**PROBLEM DETAILS**
Find all lines in the listing that include the word "Ternovsky", then copy them.

Begin RECORDS SUPPLIED

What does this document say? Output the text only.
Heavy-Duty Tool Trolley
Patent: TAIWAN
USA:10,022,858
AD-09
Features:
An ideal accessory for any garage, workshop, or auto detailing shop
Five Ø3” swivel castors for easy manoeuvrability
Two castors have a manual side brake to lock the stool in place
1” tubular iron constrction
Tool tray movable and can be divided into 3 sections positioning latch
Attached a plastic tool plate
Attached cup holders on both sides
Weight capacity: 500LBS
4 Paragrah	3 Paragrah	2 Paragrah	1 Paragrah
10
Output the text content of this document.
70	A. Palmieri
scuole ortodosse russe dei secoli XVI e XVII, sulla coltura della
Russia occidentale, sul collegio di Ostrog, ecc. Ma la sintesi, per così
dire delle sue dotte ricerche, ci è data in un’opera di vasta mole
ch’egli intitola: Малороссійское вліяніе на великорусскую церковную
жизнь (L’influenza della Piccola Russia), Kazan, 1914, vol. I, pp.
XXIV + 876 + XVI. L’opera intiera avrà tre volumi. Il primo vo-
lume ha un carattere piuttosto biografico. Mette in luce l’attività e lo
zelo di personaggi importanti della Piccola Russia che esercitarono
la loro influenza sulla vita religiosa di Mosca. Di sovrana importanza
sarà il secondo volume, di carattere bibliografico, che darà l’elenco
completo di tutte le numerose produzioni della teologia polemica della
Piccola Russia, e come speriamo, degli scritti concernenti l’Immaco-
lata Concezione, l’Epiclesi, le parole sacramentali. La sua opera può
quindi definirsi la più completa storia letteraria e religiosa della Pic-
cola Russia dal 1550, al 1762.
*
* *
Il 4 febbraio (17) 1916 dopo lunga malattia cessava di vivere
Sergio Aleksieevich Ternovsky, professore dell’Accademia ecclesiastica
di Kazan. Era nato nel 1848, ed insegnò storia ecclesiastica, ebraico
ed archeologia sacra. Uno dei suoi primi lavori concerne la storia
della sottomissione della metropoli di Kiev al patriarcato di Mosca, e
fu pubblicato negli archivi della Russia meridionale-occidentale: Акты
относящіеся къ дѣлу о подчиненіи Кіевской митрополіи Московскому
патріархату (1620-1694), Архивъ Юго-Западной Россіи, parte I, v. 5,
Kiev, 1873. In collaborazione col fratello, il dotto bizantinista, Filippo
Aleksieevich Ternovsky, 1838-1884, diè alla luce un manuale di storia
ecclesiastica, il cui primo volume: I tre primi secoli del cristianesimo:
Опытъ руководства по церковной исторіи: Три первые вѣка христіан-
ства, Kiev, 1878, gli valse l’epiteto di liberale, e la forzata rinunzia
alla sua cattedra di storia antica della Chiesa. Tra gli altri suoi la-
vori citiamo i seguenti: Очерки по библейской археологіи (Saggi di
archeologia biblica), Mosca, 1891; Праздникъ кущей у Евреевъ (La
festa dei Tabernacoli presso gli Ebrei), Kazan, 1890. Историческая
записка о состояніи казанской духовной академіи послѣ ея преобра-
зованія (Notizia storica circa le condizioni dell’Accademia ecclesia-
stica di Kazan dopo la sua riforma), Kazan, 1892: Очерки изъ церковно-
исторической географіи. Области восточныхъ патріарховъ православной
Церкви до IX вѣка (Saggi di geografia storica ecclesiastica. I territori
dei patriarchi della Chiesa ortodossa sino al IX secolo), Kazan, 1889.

End RECORDS SUPPLIED

**CORRECT RESPONSE**
Sergio Aleksieevich Ternovsky, professore dell’Accademia ecclesiastica
Aleksieevich Ternovsky, 1838-1884, diè alla luce un manuale di storia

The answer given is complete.